PROBLEM TO WORK ON: Count only the lines of the records that hold "means", then give the number without any other words.

RECORDED DATA:
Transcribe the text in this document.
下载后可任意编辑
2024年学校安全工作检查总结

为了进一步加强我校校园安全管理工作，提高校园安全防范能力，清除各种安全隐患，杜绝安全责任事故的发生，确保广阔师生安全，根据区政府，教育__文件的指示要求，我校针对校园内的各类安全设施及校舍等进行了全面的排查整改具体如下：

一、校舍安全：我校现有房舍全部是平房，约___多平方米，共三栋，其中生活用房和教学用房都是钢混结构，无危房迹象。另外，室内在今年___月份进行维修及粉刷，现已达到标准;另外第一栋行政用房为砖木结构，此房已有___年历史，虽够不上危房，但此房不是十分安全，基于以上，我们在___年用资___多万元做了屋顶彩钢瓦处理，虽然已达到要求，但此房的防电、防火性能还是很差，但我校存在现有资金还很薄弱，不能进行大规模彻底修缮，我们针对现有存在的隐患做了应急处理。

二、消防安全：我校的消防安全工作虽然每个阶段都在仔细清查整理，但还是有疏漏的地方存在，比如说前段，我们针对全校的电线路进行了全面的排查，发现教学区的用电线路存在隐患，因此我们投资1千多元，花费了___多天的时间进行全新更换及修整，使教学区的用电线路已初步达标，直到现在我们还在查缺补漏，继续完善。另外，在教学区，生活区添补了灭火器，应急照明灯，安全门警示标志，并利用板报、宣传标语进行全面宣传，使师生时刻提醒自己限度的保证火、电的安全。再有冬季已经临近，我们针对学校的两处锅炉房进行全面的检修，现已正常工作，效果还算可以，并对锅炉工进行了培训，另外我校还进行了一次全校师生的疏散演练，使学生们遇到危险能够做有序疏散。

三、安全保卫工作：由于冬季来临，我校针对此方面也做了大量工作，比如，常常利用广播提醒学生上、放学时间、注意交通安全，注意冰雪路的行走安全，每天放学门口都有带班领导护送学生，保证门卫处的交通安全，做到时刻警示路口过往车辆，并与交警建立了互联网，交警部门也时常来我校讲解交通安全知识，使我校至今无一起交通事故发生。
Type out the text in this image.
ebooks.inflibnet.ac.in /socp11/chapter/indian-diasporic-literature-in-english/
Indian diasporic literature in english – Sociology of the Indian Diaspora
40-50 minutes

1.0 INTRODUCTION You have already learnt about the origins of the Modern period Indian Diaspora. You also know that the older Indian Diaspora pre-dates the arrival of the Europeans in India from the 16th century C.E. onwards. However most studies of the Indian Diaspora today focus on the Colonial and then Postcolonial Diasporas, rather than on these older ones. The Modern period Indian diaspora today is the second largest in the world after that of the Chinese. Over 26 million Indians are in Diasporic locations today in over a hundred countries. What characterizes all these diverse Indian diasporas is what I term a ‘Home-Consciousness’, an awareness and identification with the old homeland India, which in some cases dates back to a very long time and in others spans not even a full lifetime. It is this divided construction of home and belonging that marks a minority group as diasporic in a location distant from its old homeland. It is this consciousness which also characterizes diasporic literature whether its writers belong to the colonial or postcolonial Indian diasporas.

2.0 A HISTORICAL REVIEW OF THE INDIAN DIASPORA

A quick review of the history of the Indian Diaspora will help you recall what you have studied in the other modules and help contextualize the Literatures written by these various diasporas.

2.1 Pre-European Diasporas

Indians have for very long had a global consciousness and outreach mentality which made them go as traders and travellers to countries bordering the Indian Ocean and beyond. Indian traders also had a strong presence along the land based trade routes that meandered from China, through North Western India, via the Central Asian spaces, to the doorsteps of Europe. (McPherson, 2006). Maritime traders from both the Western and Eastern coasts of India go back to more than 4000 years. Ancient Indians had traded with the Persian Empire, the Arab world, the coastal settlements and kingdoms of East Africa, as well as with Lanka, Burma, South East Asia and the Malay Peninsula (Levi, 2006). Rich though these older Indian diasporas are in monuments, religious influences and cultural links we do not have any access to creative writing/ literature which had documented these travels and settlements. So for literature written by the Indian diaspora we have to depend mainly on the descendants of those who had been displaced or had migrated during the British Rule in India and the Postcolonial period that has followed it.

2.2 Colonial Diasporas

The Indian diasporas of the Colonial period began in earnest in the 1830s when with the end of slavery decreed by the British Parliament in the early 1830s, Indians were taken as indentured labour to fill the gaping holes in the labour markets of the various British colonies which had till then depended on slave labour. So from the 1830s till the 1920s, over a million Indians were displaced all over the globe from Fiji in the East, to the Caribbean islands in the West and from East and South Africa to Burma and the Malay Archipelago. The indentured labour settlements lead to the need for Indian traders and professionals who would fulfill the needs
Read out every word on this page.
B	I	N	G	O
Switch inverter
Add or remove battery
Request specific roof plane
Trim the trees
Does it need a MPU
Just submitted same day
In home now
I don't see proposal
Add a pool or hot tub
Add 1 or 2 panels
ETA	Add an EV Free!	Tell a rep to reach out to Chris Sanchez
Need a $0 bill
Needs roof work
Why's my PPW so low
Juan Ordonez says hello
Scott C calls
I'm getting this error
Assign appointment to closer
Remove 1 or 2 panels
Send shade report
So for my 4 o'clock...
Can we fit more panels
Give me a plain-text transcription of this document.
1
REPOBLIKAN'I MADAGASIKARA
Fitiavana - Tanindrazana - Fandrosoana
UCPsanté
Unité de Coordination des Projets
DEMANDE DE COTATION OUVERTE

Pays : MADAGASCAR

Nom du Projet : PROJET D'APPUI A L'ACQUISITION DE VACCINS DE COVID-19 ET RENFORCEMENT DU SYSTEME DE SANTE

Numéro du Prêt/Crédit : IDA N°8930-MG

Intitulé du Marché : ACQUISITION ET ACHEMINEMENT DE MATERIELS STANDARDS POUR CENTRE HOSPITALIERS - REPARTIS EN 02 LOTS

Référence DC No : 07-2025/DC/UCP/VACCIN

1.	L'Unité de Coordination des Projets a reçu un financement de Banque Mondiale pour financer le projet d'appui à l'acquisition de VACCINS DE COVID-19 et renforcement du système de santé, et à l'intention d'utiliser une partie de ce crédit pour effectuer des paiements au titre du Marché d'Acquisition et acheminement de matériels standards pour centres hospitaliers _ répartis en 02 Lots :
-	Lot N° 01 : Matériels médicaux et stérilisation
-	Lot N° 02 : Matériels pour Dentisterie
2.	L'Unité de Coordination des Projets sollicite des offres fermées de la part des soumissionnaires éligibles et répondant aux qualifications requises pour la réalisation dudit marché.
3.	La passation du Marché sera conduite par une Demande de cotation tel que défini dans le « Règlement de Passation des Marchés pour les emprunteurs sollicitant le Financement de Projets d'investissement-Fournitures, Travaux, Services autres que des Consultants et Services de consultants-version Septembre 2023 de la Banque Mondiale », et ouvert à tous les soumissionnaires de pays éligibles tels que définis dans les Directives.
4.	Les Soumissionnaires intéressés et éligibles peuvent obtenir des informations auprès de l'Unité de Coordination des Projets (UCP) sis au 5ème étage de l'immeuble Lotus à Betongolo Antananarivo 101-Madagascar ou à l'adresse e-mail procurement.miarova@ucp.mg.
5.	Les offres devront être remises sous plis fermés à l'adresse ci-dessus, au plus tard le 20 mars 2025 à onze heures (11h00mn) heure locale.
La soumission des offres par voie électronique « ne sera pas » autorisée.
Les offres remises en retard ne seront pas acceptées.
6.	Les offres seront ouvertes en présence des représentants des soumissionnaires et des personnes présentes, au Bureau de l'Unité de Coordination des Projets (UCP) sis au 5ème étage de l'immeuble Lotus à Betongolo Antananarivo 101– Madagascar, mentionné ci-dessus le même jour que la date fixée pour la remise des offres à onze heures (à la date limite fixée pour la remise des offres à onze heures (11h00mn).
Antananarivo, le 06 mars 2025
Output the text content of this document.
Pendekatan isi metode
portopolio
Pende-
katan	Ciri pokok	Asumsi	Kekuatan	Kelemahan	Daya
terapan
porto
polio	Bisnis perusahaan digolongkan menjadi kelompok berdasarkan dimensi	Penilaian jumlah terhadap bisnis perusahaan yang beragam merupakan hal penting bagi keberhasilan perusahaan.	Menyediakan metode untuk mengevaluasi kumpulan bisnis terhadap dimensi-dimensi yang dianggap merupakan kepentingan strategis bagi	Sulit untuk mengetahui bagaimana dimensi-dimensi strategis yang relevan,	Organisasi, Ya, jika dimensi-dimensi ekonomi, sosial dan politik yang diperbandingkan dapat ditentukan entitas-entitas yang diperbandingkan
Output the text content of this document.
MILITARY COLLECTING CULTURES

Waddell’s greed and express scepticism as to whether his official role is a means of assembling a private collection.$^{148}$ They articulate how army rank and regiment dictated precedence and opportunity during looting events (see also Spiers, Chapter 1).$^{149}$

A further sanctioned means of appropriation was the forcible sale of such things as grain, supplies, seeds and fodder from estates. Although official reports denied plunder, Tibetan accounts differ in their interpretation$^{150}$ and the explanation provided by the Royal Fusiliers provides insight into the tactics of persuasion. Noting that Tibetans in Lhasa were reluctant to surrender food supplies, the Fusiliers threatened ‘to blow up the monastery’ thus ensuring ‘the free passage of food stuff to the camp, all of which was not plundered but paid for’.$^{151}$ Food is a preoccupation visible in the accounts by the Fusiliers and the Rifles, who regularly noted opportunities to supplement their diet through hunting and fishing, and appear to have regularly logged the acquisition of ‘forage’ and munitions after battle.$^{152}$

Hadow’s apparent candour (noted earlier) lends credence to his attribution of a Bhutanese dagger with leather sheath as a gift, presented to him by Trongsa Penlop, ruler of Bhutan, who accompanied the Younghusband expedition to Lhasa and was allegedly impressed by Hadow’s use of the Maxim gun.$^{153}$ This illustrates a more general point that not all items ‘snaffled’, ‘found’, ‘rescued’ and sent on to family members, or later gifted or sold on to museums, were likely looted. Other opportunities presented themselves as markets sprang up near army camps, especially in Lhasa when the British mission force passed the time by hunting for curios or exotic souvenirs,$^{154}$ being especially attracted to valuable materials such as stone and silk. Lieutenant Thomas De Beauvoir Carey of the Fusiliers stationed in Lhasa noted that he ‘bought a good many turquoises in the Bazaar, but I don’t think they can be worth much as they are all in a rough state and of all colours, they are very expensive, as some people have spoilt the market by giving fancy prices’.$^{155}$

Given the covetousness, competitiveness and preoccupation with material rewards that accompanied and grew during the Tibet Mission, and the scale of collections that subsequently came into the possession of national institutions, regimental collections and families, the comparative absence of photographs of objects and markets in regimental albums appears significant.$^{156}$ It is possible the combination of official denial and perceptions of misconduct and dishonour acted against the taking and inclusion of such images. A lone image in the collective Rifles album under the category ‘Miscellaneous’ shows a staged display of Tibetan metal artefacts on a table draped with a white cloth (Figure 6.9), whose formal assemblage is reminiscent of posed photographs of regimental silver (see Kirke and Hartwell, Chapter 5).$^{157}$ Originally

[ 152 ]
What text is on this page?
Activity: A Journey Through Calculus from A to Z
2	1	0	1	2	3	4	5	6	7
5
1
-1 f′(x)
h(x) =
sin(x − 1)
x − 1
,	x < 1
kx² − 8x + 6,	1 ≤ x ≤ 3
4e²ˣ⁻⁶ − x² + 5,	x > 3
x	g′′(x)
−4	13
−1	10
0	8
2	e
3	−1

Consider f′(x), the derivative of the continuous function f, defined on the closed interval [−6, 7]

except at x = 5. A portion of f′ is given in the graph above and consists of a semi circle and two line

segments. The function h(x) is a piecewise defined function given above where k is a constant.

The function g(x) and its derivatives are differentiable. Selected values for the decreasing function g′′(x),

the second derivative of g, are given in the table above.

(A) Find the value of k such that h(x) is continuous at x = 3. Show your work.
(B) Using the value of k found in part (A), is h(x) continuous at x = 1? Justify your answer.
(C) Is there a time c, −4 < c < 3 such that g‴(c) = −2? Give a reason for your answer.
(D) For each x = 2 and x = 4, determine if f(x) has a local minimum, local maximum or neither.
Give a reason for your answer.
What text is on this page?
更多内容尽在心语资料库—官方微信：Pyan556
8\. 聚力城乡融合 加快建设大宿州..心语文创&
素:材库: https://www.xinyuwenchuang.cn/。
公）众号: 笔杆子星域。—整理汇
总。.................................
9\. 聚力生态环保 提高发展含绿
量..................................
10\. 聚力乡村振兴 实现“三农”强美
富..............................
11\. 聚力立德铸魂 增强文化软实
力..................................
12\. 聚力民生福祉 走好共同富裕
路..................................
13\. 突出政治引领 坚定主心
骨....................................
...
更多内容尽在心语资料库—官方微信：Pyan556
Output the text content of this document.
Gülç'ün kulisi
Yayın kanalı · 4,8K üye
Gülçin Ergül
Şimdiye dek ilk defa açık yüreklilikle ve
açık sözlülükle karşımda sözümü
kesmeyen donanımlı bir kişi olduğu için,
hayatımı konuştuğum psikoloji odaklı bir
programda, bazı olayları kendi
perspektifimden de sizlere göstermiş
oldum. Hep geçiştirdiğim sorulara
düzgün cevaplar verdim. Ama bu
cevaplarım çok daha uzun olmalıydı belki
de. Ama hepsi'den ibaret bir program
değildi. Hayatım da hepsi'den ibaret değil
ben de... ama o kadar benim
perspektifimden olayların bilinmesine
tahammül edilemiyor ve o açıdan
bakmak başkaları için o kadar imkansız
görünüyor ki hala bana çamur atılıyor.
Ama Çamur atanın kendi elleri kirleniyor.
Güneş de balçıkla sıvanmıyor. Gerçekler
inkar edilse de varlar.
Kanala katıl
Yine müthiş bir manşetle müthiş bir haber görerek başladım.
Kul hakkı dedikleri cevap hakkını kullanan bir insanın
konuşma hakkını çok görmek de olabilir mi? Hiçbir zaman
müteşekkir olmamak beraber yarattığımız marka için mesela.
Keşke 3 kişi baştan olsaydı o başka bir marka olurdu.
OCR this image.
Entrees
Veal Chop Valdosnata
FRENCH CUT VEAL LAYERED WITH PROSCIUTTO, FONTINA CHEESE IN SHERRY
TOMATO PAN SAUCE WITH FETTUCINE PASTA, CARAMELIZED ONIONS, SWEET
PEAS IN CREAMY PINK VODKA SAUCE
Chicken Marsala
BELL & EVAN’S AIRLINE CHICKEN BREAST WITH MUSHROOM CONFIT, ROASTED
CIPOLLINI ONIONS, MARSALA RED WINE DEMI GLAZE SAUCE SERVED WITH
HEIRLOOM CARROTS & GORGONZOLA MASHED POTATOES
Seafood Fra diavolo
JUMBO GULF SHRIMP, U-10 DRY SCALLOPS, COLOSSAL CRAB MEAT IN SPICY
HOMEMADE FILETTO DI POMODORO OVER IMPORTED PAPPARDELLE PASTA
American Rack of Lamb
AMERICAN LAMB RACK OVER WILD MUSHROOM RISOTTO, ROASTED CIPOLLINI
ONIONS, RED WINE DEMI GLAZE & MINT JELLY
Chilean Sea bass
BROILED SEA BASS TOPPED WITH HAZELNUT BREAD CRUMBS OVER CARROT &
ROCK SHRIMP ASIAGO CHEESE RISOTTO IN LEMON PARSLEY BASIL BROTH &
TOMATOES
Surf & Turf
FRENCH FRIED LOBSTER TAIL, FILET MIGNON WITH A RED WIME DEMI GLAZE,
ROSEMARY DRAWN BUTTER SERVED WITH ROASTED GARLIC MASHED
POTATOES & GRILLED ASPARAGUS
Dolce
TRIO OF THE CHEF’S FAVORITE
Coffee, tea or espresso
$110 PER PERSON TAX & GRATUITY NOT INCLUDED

EXERCISE SOLUTION: 2